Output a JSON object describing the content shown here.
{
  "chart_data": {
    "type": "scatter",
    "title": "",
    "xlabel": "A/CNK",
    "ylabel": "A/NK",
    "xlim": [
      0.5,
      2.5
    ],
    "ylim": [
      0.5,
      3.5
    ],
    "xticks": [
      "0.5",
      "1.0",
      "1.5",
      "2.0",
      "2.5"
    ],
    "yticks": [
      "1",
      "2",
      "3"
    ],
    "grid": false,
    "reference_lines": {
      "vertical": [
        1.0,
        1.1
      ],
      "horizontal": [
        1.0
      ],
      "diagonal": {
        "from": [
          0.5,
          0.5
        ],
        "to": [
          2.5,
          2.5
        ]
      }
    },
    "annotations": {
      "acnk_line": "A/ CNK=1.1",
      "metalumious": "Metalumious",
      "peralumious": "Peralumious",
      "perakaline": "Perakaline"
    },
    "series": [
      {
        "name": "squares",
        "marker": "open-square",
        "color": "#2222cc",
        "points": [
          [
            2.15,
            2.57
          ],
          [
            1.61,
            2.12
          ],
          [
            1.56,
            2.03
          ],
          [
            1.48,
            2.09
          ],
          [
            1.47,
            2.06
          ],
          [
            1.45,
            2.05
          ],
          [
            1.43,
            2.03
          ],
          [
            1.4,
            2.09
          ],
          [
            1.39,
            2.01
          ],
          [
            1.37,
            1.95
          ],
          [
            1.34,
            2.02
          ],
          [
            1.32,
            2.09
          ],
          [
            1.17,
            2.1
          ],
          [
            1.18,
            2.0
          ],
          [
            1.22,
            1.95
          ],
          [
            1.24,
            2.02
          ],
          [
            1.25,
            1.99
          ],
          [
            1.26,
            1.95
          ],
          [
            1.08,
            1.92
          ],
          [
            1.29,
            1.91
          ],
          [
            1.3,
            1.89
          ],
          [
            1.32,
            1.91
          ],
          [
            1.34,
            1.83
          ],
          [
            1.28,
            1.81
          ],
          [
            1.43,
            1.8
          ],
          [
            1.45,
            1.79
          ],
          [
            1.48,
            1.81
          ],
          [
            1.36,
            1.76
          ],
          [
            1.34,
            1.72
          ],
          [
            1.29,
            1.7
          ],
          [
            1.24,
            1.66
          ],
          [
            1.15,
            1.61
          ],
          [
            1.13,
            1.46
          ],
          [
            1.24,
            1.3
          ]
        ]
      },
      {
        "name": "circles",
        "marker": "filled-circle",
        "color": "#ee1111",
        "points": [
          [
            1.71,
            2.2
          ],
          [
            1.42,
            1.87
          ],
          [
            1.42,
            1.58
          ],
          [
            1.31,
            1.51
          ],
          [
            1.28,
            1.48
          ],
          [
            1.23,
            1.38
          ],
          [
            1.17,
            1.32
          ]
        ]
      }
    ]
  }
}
-.-.-
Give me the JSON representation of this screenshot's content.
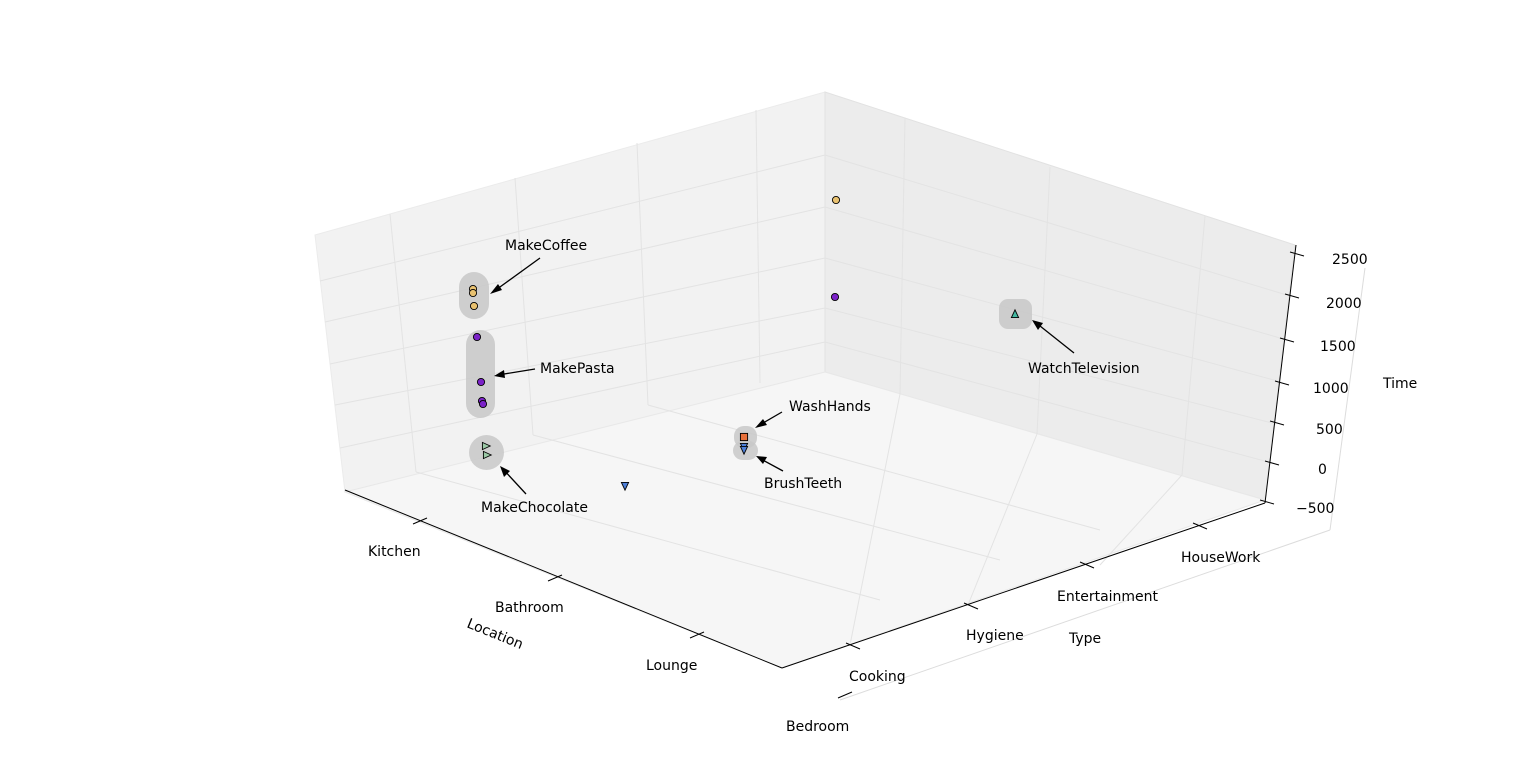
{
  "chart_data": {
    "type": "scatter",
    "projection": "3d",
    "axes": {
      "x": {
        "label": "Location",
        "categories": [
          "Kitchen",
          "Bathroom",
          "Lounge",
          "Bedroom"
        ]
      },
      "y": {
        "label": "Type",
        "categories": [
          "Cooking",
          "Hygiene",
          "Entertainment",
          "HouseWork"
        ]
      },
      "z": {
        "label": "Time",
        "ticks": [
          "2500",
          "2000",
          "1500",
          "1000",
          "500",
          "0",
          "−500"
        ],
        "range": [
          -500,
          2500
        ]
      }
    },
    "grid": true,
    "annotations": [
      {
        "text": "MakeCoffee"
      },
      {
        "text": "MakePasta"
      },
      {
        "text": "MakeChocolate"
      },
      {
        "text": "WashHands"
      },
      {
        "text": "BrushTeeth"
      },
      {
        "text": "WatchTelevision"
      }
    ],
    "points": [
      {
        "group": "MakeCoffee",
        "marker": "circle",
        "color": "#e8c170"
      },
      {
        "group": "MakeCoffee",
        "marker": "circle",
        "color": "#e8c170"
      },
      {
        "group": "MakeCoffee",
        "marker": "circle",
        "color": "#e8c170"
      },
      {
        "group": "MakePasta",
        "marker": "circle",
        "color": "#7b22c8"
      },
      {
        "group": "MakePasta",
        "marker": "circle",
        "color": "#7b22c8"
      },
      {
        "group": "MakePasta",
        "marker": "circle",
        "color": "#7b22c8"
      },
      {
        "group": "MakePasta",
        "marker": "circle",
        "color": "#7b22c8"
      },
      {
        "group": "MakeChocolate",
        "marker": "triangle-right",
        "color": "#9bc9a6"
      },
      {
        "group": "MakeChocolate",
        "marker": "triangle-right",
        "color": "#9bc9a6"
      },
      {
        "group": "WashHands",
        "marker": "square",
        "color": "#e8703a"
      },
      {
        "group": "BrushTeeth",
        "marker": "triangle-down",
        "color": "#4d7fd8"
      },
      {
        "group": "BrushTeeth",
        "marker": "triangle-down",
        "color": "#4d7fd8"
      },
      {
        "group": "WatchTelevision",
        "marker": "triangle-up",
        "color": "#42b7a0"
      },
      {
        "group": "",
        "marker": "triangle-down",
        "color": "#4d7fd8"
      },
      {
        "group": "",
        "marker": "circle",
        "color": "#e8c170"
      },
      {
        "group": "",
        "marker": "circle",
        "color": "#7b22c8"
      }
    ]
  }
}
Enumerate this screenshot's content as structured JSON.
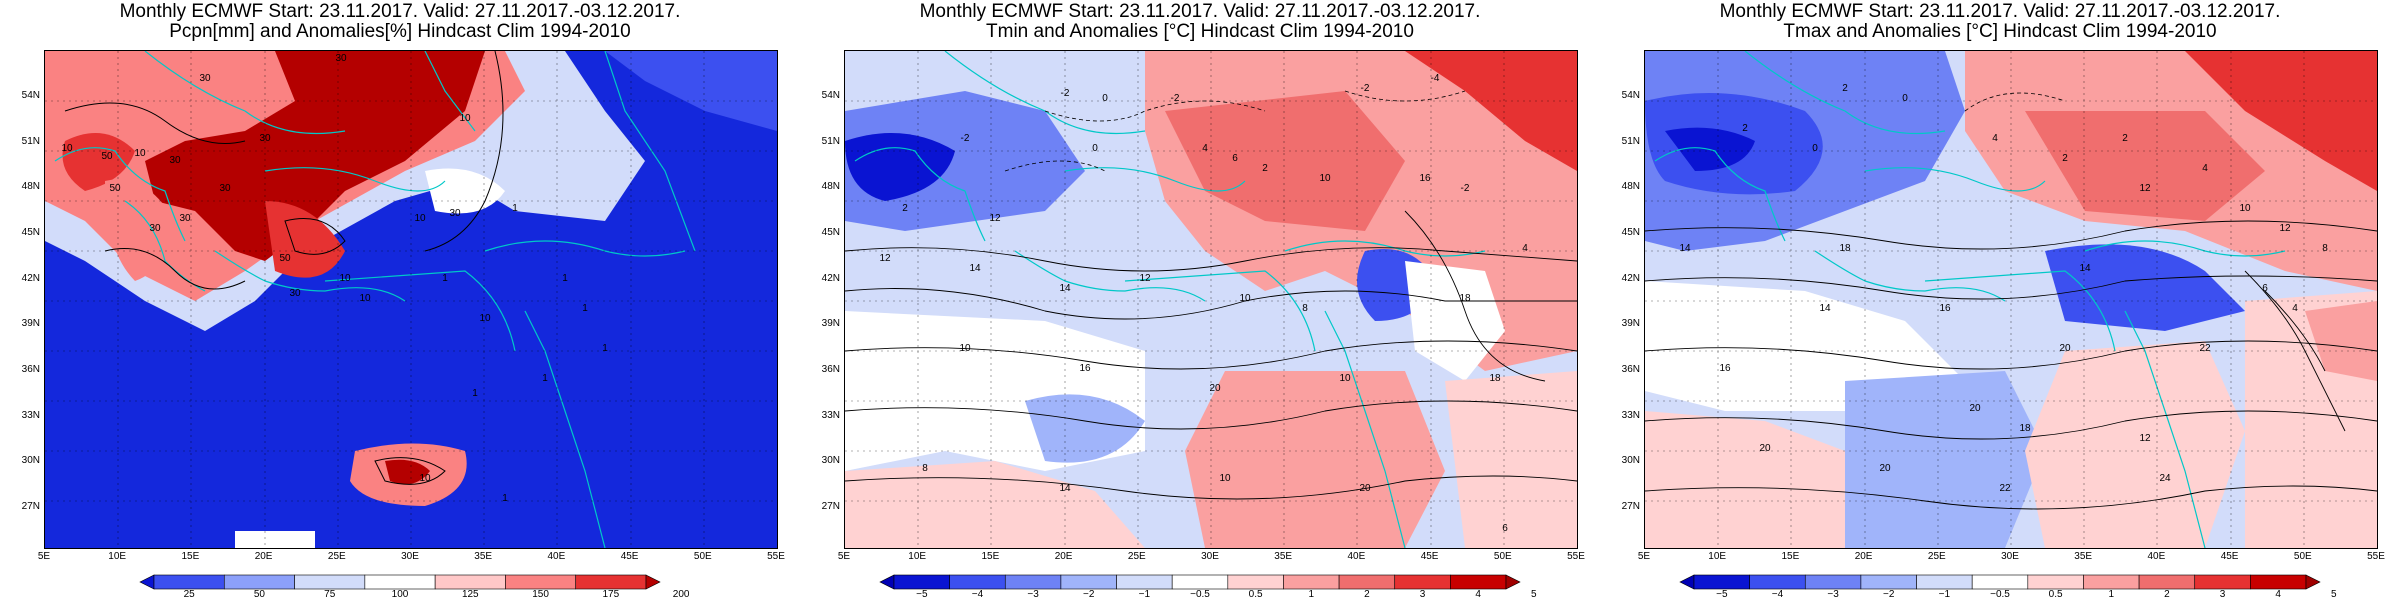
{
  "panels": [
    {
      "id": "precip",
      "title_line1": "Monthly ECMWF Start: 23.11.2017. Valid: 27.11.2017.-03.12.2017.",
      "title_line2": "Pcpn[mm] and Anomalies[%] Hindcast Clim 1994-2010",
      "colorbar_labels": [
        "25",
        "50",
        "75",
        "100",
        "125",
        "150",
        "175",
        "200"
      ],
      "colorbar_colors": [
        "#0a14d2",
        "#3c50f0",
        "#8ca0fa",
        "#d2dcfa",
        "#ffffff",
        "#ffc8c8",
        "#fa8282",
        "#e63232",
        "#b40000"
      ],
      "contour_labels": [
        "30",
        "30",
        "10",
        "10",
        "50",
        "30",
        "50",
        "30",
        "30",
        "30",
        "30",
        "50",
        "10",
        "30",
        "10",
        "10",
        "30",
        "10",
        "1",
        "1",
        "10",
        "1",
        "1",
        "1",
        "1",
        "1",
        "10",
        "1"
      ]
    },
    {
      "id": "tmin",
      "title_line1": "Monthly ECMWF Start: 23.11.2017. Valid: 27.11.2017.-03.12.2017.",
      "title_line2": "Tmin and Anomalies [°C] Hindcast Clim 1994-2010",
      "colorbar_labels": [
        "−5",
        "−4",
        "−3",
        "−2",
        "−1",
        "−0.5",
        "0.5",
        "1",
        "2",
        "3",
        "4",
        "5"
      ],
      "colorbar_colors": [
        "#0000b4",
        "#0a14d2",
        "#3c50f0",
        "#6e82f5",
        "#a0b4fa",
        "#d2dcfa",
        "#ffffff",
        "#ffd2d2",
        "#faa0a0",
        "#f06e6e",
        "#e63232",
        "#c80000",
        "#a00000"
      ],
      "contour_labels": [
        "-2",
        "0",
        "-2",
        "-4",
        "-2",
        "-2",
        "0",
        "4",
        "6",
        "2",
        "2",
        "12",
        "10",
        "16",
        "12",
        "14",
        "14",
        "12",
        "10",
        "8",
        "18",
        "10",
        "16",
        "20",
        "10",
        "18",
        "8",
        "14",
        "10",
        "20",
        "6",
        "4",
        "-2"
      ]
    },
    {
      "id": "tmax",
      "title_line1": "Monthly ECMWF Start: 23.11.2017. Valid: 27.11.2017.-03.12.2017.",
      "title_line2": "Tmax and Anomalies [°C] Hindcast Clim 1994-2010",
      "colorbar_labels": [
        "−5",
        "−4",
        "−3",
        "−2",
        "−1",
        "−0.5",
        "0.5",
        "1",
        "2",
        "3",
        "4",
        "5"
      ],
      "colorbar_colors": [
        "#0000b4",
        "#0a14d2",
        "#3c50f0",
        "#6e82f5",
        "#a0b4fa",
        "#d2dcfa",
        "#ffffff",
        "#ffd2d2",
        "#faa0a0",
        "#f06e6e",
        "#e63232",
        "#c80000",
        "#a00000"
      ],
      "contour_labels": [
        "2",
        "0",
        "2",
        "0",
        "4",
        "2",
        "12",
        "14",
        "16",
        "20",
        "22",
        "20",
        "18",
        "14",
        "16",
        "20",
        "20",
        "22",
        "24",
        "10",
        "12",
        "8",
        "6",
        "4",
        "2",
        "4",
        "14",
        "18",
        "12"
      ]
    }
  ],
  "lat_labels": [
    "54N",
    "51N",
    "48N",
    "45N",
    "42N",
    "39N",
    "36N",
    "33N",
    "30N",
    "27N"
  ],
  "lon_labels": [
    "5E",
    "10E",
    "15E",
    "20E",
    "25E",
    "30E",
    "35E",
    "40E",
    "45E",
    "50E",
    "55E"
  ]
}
-.-.-
PROBLEM REQUIREMENTS: Pull every line containing the word "Clim" out of the entries above.

EXERCISE OUTPUT:
      "title_line2": "Pcpn[mm] and Anomalies[%] Hindcast Clim 1994-2010",
      "title_line2": "Tmin and Anomalies [°C] Hindcast Clim 1994-2010",
      "title_line2": "Tmax and Anomalies [°C] Hindcast Clim 1994-2010",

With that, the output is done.